Print the records below verbatim, from their first line through the line that contains "step-text: Press the button. bbox=[145, 139, 299, 160]", including both ends.
══════════════════════════════
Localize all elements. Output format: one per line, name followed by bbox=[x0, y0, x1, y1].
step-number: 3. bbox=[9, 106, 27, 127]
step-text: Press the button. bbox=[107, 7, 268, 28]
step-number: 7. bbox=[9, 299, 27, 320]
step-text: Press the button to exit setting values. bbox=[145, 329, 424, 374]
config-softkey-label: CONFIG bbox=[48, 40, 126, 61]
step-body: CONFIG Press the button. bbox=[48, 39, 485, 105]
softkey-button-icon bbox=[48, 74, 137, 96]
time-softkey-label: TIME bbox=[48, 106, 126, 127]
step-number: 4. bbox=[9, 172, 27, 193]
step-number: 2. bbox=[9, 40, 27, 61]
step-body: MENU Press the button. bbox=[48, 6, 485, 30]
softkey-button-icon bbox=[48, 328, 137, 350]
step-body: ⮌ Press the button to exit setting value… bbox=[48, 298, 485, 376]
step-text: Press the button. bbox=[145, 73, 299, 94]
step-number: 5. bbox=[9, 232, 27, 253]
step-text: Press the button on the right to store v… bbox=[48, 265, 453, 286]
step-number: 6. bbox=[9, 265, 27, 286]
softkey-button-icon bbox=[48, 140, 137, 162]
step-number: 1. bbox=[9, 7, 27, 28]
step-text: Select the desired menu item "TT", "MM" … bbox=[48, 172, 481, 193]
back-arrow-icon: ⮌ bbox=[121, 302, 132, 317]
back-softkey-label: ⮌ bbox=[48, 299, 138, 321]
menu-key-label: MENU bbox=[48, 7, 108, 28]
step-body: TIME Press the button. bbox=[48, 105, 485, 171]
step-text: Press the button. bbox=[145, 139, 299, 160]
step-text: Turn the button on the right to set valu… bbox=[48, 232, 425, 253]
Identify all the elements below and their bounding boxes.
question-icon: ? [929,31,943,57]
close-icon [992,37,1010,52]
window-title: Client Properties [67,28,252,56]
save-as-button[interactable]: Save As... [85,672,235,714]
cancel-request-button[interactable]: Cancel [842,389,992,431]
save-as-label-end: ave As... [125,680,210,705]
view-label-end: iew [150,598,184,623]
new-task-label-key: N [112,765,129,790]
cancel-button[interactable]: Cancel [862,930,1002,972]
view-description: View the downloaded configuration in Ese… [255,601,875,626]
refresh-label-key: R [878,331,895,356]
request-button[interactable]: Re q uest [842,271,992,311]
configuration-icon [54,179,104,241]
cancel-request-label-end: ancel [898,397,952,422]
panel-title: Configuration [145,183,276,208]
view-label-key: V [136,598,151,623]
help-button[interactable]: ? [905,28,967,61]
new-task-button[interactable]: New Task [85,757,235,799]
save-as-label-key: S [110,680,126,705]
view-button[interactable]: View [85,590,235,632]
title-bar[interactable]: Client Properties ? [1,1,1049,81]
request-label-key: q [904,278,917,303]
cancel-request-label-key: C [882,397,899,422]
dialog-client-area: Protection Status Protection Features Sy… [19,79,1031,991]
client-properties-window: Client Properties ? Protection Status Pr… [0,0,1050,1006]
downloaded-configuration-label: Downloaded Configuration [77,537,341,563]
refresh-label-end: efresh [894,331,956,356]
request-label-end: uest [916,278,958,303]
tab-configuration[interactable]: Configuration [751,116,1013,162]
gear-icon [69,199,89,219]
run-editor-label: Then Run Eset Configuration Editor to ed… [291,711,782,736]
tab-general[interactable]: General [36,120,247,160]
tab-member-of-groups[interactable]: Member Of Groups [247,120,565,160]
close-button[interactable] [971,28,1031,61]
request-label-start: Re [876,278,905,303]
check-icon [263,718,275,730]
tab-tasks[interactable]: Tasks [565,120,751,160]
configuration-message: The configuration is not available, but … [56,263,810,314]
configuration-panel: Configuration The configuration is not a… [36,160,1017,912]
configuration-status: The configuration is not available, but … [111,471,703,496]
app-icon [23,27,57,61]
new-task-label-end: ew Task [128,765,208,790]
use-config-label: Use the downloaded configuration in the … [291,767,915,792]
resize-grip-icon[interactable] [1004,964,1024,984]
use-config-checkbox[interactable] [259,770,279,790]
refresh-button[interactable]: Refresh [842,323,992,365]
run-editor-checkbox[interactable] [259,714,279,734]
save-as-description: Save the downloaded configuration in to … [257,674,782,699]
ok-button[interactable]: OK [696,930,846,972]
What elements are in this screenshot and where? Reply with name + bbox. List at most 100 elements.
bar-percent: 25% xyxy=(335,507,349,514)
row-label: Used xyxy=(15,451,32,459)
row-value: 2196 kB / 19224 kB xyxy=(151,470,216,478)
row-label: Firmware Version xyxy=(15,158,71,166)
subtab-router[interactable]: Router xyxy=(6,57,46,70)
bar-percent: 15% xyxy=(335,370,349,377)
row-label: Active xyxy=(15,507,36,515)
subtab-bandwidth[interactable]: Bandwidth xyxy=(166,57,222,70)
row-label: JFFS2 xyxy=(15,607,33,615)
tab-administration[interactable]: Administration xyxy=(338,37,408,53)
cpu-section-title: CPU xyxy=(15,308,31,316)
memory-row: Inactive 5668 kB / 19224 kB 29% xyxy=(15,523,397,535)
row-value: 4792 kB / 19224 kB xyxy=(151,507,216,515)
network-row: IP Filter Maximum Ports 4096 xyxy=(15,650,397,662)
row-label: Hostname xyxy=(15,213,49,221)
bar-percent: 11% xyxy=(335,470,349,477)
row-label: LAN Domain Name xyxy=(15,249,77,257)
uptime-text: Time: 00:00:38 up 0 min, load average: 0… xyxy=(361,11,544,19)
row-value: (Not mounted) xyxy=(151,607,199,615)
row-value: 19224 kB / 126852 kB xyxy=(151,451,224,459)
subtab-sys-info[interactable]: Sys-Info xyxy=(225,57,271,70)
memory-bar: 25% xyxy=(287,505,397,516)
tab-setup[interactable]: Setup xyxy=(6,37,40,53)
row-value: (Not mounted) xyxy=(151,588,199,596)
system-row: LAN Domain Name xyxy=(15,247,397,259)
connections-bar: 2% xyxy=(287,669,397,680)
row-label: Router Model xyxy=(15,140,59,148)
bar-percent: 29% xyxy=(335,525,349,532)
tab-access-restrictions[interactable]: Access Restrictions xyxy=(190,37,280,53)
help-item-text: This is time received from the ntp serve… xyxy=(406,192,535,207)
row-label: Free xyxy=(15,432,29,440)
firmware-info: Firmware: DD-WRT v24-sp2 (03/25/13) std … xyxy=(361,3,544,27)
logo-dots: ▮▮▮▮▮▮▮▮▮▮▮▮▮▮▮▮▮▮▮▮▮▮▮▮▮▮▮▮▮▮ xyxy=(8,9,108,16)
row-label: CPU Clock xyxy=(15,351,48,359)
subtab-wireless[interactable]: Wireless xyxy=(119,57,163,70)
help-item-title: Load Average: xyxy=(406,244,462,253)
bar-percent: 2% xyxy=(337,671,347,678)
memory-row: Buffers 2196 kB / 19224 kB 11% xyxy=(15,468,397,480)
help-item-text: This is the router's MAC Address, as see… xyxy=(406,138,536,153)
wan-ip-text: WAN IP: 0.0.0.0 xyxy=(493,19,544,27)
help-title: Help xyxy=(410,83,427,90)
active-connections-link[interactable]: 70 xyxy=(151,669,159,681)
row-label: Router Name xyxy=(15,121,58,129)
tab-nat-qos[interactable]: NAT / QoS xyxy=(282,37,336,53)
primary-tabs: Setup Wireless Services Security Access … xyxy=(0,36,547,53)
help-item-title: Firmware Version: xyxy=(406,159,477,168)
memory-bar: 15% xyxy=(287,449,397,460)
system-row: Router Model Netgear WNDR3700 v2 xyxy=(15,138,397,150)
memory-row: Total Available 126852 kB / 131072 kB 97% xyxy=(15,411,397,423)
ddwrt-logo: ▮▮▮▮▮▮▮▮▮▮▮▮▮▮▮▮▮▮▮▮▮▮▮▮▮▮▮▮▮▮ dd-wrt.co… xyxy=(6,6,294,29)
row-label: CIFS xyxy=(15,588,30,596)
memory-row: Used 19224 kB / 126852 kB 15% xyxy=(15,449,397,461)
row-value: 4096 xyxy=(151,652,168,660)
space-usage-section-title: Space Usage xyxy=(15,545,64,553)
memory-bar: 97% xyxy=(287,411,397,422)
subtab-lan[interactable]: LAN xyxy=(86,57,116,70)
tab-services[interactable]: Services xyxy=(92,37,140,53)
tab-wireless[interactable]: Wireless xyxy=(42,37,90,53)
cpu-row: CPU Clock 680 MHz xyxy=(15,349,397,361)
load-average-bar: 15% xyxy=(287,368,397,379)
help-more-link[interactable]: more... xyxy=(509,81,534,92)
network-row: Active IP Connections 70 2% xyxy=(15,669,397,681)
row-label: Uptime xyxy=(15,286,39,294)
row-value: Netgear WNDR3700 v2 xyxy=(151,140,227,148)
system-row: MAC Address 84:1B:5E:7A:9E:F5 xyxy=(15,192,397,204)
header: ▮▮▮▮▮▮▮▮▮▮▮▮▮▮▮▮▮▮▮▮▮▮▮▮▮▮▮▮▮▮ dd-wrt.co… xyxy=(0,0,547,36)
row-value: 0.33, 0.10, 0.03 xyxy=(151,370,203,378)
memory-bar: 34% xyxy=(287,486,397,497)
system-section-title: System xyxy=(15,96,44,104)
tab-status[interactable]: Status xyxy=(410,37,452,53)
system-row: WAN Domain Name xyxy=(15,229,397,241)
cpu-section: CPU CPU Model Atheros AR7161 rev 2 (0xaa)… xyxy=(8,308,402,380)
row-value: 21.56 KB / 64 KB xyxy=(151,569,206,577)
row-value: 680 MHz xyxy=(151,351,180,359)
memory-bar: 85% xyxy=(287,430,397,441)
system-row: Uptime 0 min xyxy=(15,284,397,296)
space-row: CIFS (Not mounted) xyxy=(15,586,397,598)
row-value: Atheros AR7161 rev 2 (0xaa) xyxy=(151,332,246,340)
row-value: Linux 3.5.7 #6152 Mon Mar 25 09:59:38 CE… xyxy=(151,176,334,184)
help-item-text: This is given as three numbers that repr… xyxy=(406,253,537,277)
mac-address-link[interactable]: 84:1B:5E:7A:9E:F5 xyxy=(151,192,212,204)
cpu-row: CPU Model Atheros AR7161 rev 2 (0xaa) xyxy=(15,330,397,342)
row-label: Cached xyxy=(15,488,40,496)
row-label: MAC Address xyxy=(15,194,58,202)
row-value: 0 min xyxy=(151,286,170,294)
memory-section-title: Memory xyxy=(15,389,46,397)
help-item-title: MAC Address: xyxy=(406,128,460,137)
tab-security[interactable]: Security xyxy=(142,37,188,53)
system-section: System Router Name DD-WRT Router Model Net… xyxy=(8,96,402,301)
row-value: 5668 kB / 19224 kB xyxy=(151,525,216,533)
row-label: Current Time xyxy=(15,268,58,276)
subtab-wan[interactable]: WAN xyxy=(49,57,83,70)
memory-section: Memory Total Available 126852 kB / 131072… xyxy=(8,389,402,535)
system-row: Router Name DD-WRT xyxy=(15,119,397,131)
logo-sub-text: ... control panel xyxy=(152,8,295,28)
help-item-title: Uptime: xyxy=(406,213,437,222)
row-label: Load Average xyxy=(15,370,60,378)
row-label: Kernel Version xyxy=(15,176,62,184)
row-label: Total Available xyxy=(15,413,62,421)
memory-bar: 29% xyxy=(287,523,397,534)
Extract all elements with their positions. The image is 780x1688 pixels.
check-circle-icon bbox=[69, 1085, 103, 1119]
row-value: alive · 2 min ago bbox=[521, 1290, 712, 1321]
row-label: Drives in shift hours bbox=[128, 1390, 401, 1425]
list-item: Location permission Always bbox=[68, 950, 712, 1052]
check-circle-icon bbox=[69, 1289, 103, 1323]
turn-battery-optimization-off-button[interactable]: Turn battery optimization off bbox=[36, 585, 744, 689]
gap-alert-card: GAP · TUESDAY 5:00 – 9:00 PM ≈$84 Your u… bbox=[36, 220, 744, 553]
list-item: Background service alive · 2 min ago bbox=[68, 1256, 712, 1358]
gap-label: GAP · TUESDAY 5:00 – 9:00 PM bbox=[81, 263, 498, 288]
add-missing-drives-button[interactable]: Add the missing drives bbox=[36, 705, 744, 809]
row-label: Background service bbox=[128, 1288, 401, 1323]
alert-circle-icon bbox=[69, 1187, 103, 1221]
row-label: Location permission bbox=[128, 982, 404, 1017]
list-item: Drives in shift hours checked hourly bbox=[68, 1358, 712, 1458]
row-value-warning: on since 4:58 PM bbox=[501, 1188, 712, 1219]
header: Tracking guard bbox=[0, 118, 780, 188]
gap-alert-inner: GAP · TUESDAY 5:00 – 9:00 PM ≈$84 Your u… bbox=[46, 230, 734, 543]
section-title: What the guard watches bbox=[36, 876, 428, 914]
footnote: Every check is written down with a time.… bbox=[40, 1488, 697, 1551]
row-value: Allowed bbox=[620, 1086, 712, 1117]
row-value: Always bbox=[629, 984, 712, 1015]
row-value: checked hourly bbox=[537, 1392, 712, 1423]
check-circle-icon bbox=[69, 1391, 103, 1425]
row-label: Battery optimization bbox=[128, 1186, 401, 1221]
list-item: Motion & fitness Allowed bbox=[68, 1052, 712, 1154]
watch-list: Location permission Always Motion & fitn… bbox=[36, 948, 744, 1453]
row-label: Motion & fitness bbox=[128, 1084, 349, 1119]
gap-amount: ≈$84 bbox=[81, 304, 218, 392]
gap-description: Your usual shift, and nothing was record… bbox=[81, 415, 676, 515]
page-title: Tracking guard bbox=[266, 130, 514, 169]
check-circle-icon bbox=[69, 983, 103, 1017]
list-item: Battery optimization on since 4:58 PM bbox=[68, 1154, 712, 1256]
══════════════════════════════
## FULL RESPONSE
Localize all elements. Output format: one per line, name followed by bbox=[x0, y0, x1, y1].
step-number: 3. bbox=[9, 106, 27, 127]
step-text: Press the button. bbox=[107, 7, 268, 28]
step-number: 7. bbox=[9, 299, 27, 320]
step-text: Press the button to exit setting values. bbox=[145, 329, 424, 374]
config-softkey-label: CONFIG bbox=[48, 40, 126, 61]
step-body: CONFIG Press the button. bbox=[48, 39, 485, 105]
softkey-button-icon bbox=[48, 74, 137, 96]
time-softkey-label: TIME bbox=[48, 106, 126, 127]
step-number: 4. bbox=[9, 172, 27, 193]
step-number: 2. bbox=[9, 40, 27, 61]
step-body: MENU Press the button. bbox=[48, 6, 485, 30]
softkey-button-icon bbox=[48, 328, 137, 350]
step-body: ⮌ Press the button to exit setting value… bbox=[48, 298, 485, 376]
step-text: Press the button. bbox=[145, 73, 299, 94]
step-number: 5. bbox=[9, 232, 27, 253]
step-text: Press the button on the right to store v… bbox=[48, 265, 453, 286]
step-number: 6. bbox=[9, 265, 27, 286]
softkey-button-icon bbox=[48, 140, 137, 162]
step-number: 1. bbox=[9, 7, 27, 28]
step-text: Select the desired menu item "TT", "MM" … bbox=[48, 172, 481, 193]
back-arrow-icon: ⮌ bbox=[121, 302, 132, 317]
back-softkey-label: ⮌ bbox=[48, 299, 138, 321]
menu-key-label: MENU bbox=[48, 7, 108, 28]
step-body: TIME Press the button. bbox=[48, 105, 485, 171]
step-text: Press the button. bbox=[145, 139, 299, 160]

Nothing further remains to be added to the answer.